*Task goal*: Return every line below in which "有债务离婚协议书" appears.

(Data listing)
■ ■ ■
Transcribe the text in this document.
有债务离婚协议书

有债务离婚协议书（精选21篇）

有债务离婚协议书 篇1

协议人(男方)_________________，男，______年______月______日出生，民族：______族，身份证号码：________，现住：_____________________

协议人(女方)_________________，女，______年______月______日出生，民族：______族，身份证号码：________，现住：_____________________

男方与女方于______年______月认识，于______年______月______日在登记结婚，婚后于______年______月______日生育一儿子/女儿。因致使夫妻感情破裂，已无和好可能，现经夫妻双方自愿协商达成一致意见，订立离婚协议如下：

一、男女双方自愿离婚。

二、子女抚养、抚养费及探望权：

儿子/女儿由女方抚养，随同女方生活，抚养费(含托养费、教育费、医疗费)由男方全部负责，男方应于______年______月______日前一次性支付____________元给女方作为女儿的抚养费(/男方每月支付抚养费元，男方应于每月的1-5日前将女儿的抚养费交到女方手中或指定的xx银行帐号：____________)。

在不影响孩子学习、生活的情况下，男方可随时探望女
■ ■ ■
*Correct result*:
有债务离婚协议书
有债务离婚协议书（精选21篇）
有债务离婚协议书 篇1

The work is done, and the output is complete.